** start Data **

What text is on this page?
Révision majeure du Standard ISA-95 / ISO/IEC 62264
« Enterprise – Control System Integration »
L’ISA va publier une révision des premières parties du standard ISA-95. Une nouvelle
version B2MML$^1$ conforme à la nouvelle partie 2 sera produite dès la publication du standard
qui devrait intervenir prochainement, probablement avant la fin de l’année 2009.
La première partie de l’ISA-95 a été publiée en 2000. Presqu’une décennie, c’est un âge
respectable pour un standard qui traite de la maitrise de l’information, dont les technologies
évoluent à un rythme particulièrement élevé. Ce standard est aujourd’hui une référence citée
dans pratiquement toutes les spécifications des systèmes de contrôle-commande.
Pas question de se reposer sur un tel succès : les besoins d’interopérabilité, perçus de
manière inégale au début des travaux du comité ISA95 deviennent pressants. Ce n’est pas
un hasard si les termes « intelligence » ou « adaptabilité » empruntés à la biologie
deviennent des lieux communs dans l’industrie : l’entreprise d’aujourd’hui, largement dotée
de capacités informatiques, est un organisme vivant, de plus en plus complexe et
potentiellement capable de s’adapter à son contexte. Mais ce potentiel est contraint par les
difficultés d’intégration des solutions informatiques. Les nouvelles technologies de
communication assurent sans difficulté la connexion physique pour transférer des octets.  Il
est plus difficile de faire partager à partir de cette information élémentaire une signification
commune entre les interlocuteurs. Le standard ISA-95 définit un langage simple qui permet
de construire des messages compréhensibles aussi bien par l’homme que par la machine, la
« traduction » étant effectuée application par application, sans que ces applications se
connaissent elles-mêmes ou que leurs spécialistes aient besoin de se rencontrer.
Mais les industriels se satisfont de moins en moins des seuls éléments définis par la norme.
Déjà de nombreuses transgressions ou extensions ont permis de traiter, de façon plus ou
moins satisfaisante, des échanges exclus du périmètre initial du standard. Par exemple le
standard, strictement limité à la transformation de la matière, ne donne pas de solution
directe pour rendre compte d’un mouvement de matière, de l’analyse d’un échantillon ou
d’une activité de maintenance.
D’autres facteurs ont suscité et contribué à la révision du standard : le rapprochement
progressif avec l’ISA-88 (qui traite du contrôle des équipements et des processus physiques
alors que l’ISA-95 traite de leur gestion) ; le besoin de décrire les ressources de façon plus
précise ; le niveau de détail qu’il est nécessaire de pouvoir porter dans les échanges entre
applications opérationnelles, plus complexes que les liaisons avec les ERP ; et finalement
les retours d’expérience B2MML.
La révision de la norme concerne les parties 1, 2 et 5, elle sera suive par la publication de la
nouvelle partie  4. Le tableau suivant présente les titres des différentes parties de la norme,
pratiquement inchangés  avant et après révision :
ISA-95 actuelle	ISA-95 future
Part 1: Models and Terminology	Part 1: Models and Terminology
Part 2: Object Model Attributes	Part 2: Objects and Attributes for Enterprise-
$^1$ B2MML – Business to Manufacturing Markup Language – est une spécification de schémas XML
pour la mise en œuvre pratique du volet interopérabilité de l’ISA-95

** end Data **

• Problem to solve: Show the lines where the word "avec" appears in the entries.

• Answer to this problem:
progressif avec l’ISA-88 (qui traite du contrôle des équipements et des processus physiques
applications opérationnelles, plus complexes que les liaisons avec les ERP ; et finalement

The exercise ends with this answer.